STATED TASK: Copy out each line exactly as it appears.

RECORD EXTRACTS:

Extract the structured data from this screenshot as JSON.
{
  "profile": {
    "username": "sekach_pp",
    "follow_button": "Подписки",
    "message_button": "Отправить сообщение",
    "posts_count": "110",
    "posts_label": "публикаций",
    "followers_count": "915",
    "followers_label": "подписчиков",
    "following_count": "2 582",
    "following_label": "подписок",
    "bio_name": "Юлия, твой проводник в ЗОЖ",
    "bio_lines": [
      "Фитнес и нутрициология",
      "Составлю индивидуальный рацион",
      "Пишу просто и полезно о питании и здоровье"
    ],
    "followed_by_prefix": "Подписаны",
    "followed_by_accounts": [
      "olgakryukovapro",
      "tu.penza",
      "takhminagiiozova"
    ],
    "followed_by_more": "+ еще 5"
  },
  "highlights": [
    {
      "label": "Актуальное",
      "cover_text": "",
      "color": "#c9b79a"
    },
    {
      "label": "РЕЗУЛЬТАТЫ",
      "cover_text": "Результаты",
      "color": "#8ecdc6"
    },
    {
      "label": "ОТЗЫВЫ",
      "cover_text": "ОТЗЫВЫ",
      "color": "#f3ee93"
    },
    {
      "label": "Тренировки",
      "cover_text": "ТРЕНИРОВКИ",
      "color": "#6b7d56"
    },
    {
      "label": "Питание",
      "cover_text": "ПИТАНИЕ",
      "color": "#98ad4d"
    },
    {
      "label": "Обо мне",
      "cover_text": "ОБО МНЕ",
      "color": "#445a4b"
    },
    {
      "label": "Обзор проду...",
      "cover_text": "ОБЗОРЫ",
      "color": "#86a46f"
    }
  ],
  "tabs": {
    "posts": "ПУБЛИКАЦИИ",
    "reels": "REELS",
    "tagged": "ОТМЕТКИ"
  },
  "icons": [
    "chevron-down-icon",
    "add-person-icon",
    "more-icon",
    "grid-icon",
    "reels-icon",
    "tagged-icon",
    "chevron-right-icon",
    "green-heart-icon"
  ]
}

RESULT BELOW:
Extract the structured data from this screenshot as JSON.
{
  "profile": {
    "username": "sekach_pp",
    "follow_button": "Подписки",
    "message_button": "Отправить сообщение",
    "posts_count": "110",
    "posts_label": "публикаций",
    "followers_count": "915",
    "followers_label": "подписчиков",
    "following_count": "2 582",
    "following_label": "подписок",
    "bio_name": "Юлия, твой проводник в ЗОЖ",
    "bio_lines": [
      "Фитнес и нутрициология",
      "Составлю индивидуальный рацион",
      "Пишу просто и полезно о питании и здоровье"
    ],
    "followed_by_prefix": "Подписаны",
    "followed_by_accounts": [
      "olgakryukovapro",
      "tu.penza",
      "takhminagiiozova"
    ],
    "followed_by_more": "+ еще 5"
  },
  "highlights": [
    {
      "label": "Актуальное",
      "cover_text": "",
      "color": "#c9b79a"
    },
    {
      "label": "РЕЗУЛЬТАТЫ",
      "cover_text": "Результаты",
      "color": "#8ecdc6"
    },
    {
      "label": "ОТЗЫВЫ",
      "cover_text": "ОТЗЫВЫ",
      "color": "#f3ee93"
    },
    {
      "label": "Тренировки",
      "cover_text": "ТРЕНИРОВКИ",
      "color": "#6b7d56"
    },
    {
      "label": "Питание",
      "cover_text": "ПИТАНИЕ",
      "color": "#98ad4d"
    },
    {
      "label": "Обо мне",
      "cover_text": "ОБО МНЕ",
      "color": "#445a4b"
    },
    {
      "label": "Обзор проду...",
      "cover_text": "ОБЗОРЫ",
      "color": "#86a46f"
    }
  ],
  "tabs": {
    "posts": "ПУБЛИКАЦИИ",
    "reels": "REELS",
    "tagged": "ОТМЕТКИ"
  },
  "icons": [
    "chevron-down-icon",
    "add-person-icon",
    "more-icon",
    "grid-icon",
    "reels-icon",
    "tagged-icon",
    "chevron-right-icon",
    "green-heart-icon"
  ]
}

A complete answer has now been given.